◆ **Rows from a figure dataset**
========

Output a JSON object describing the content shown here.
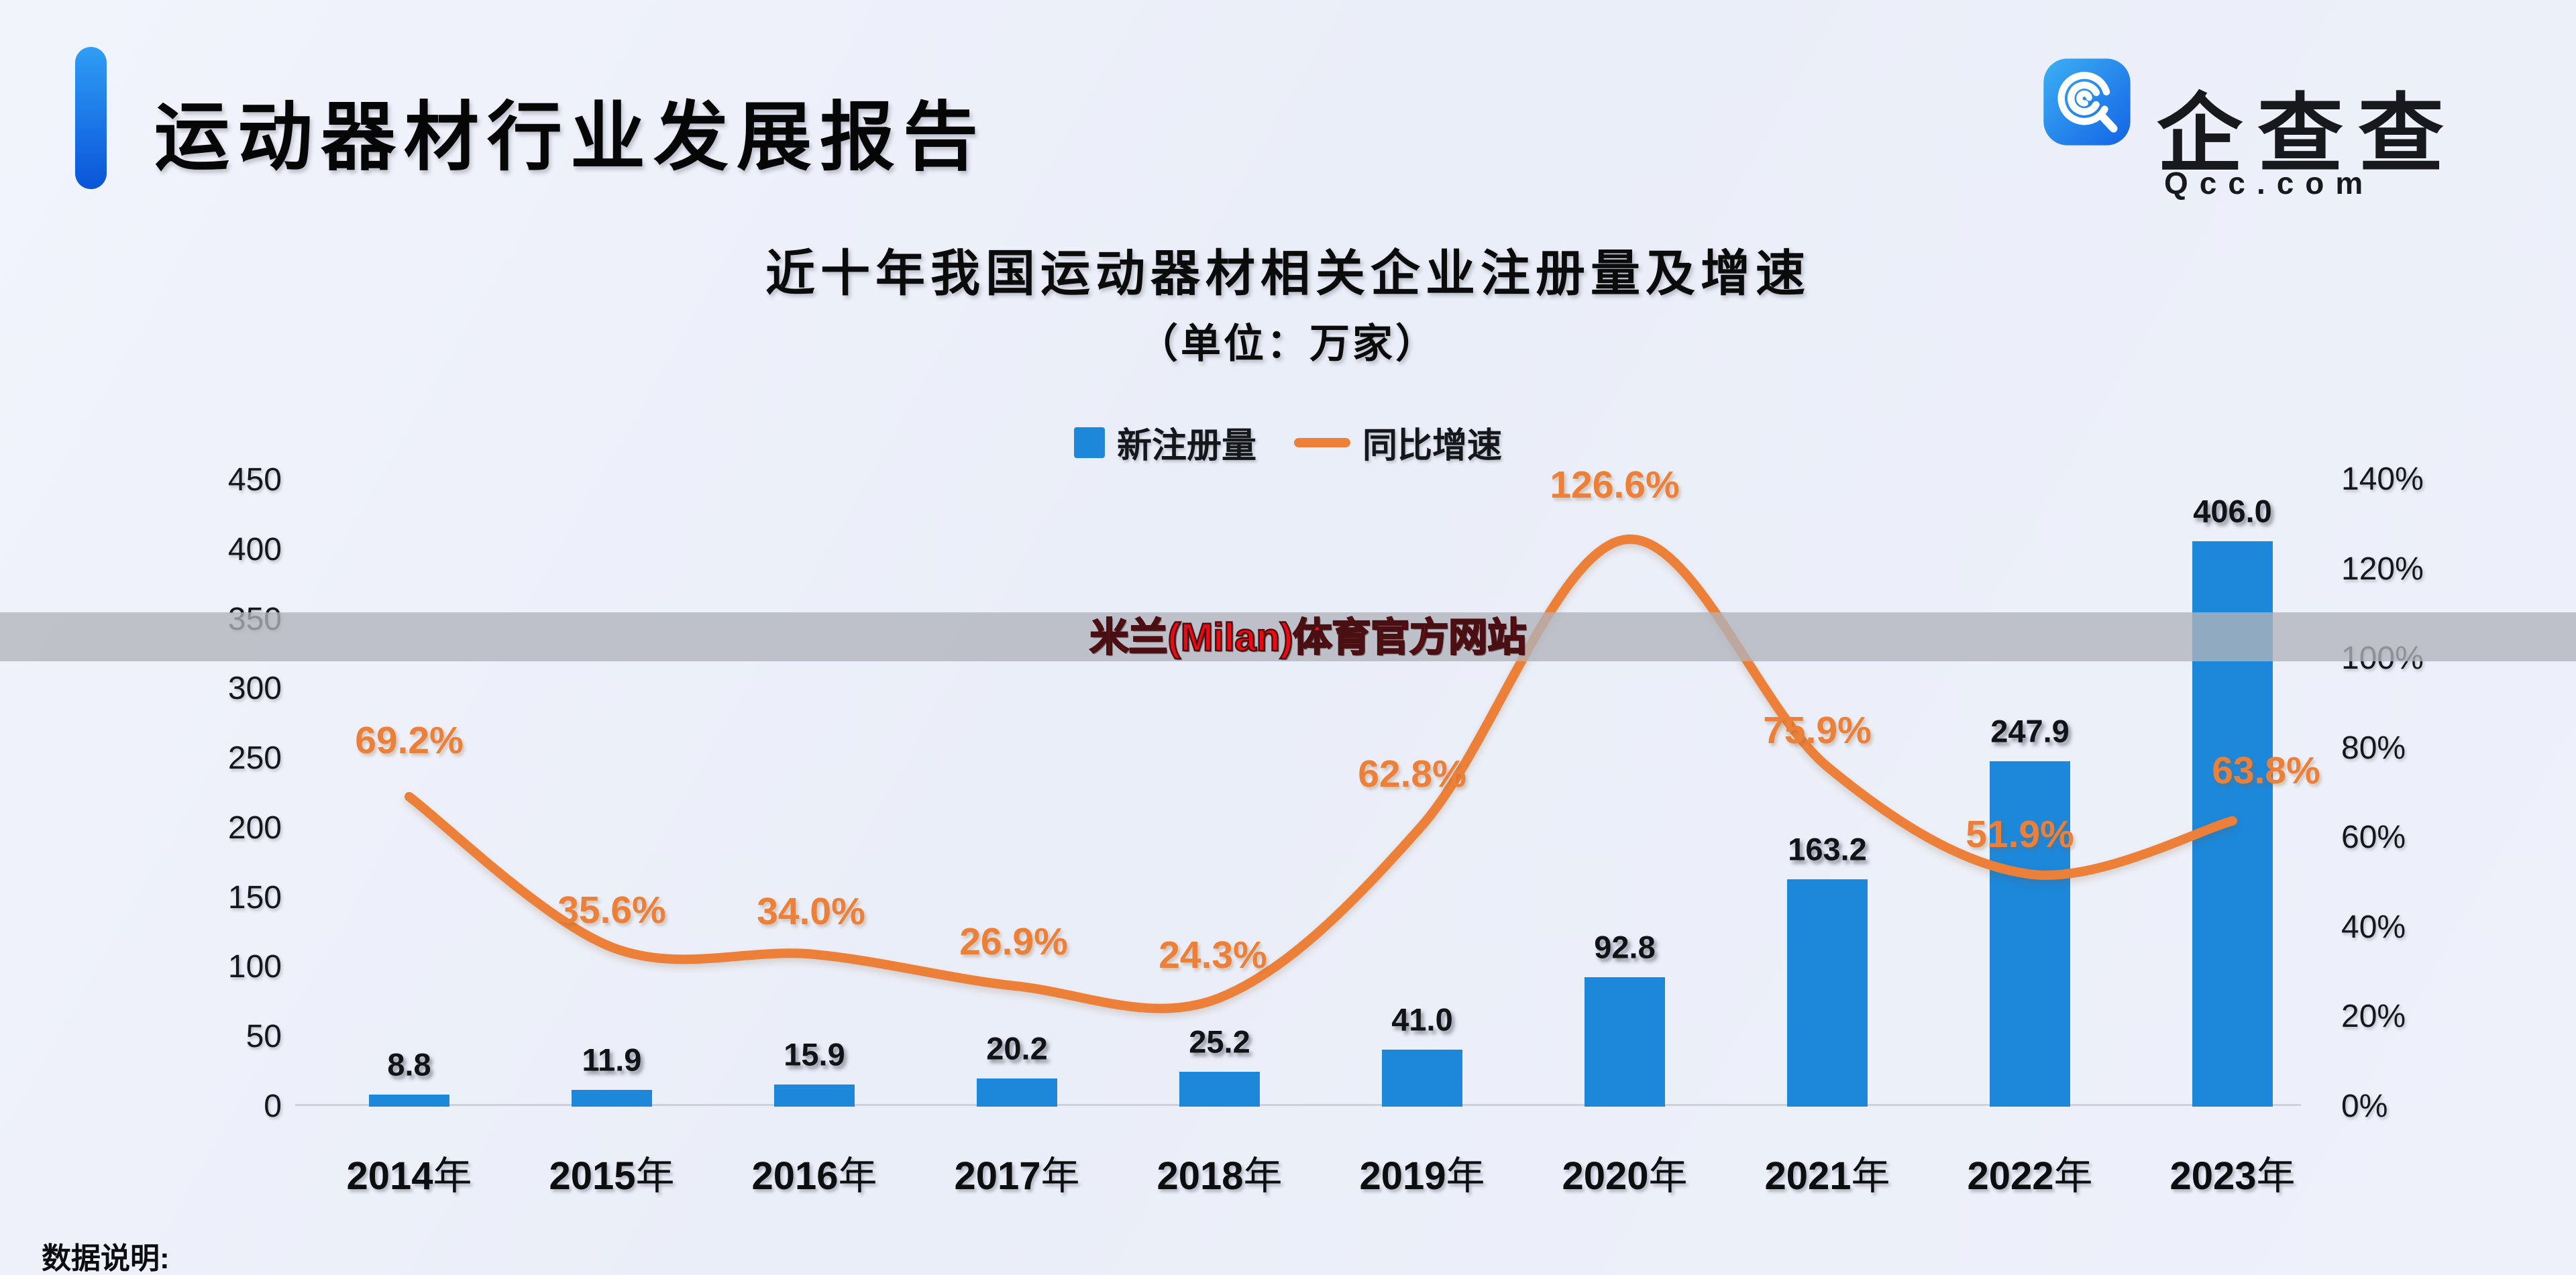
{
  "header": {
    "title": "运动器材行业发展报告"
  },
  "logo": {
    "text": "企查查",
    "domain": "Qcc.com",
    "icon_color_top": "#38acf3",
    "icon_color_bottom": "#1463e4"
  },
  "watermark": {
    "text": "米兰(Milan)体育官方网站",
    "text_color": "#ee0a12",
    "band_color": "#b1b4bb"
  },
  "footer": {
    "note": "数据说明:"
  },
  "colors": {
    "bar_blue": "#1d87d9",
    "line_orange": "#ed8039",
    "header_accent": "#0a54d8"
  },
  "chart_data": {
    "type": "bar+line",
    "title": "近十年我国运动器材相关企业注册量及增速",
    "unit_label": "（单位：万家）",
    "categories": [
      "2014年",
      "2015年",
      "2016年",
      "2017年",
      "2018年",
      "2019年",
      "2020年",
      "2021年",
      "2022年",
      "2023年"
    ],
    "series": [
      {
        "name": "新注册量",
        "type": "bar",
        "axis": "left",
        "color": "#1d87d9",
        "values": [
          8.8,
          11.9,
          15.9,
          20.2,
          25.2,
          41.0,
          92.8,
          163.2,
          247.9,
          406.0
        ],
        "labels": [
          "8.8",
          "11.9",
          "15.9",
          "20.2",
          "25.2",
          "41.0",
          "92.8",
          "163.2",
          "247.9",
          "406.0"
        ]
      },
      {
        "name": "同比增速",
        "type": "line",
        "axis": "right",
        "color": "#ed8039",
        "values": [
          69.2,
          35.6,
          34.0,
          26.9,
          24.3,
          62.8,
          126.6,
          75.9,
          51.9,
          63.8
        ],
        "labels": [
          "69.2%",
          "35.6%",
          "34.0%",
          "26.9%",
          "24.3%",
          "62.8%",
          "126.6%",
          "75.9%",
          "51.9%",
          "63.8%"
        ]
      }
    ],
    "left_axis": {
      "range": [
        0,
        450
      ],
      "ticks": [
        0,
        50,
        100,
        150,
        200,
        250,
        300,
        350,
        400,
        450
      ],
      "tick_labels": [
        "0",
        "50",
        "100",
        "150",
        "200",
        "250",
        "300",
        "350",
        "400",
        "450"
      ]
    },
    "right_axis": {
      "range": [
        0,
        140
      ],
      "ticks": [
        0,
        20,
        40,
        60,
        80,
        100,
        120,
        140
      ],
      "tick_labels": [
        "0%",
        "20%",
        "40%",
        "60%",
        "80%",
        "100%",
        "120%",
        "140%"
      ]
    },
    "grid": false,
    "legend_position": "top-center"
  }
}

========

◆ **Required work**
Copy the listing in full and without alteration, omitting every picture.

◆ **Result of this exercise**
Output a JSON object describing the content shown here.
{
  "header": {
    "title": "运动器材行业发展报告"
  },
  "logo": {
    "text": "企查查",
    "domain": "Qcc.com",
    "icon_color_top": "#38acf3",
    "icon_color_bottom": "#1463e4"
  },
  "watermark": {
    "text": "米兰(Milan)体育官方网站",
    "text_color": "#ee0a12",
    "band_color": "#b1b4bb"
  },
  "footer": {
    "note": "数据说明:"
  },
  "colors": {
    "bar_blue": "#1d87d9",
    "line_orange": "#ed8039",
    "header_accent": "#0a54d8"
  },
  "chart_data": {
    "type": "bar+line",
    "title": "近十年我国运动器材相关企业注册量及增速",
    "unit_label": "（单位：万家）",
    "categories": [
      "2014年",
      "2015年",
      "2016年",
      "2017年",
      "2018年",
      "2019年",
      "2020年",
      "2021年",
      "2022年",
      "2023年"
    ],
    "series": [
      {
        "name": "新注册量",
        "type": "bar",
        "axis": "left",
        "color": "#1d87d9",
        "values": [
          8.8,
          11.9,
          15.9,
          20.2,
          25.2,
          41.0,
          92.8,
          163.2,
          247.9,
          406.0
        ],
        "labels": [
          "8.8",
          "11.9",
          "15.9",
          "20.2",
          "25.2",
          "41.0",
          "92.8",
          "163.2",
          "247.9",
          "406.0"
        ]
      },
      {
        "name": "同比增速",
        "type": "line",
        "axis": "right",
        "color": "#ed8039",
        "values": [
          69.2,
          35.6,
          34.0,
          26.9,
          24.3,
          62.8,
          126.6,
          75.9,
          51.9,
          63.8
        ],
        "labels": [
          "69.2%",
          "35.6%",
          "34.0%",
          "26.9%",
          "24.3%",
          "62.8%",
          "126.6%",
          "75.9%",
          "51.9%",
          "63.8%"
        ]
      }
    ],
    "left_axis": {
      "range": [
        0,
        450
      ],
      "ticks": [
        0,
        50,
        100,
        150,
        200,
        250,
        300,
        350,
        400,
        450
      ],
      "tick_labels": [
        "0",
        "50",
        "100",
        "150",
        "200",
        "250",
        "300",
        "350",
        "400",
        "450"
      ]
    },
    "right_axis": {
      "range": [
        0,
        140
      ],
      "ticks": [
        0,
        20,
        40,
        60,
        80,
        100,
        120,
        140
      ],
      "tick_labels": [
        "0%",
        "20%",
        "40%",
        "60%",
        "80%",
        "100%",
        "120%",
        "140%"
      ]
    },
    "grid": false,
    "legend_position": "top-center"
  }
}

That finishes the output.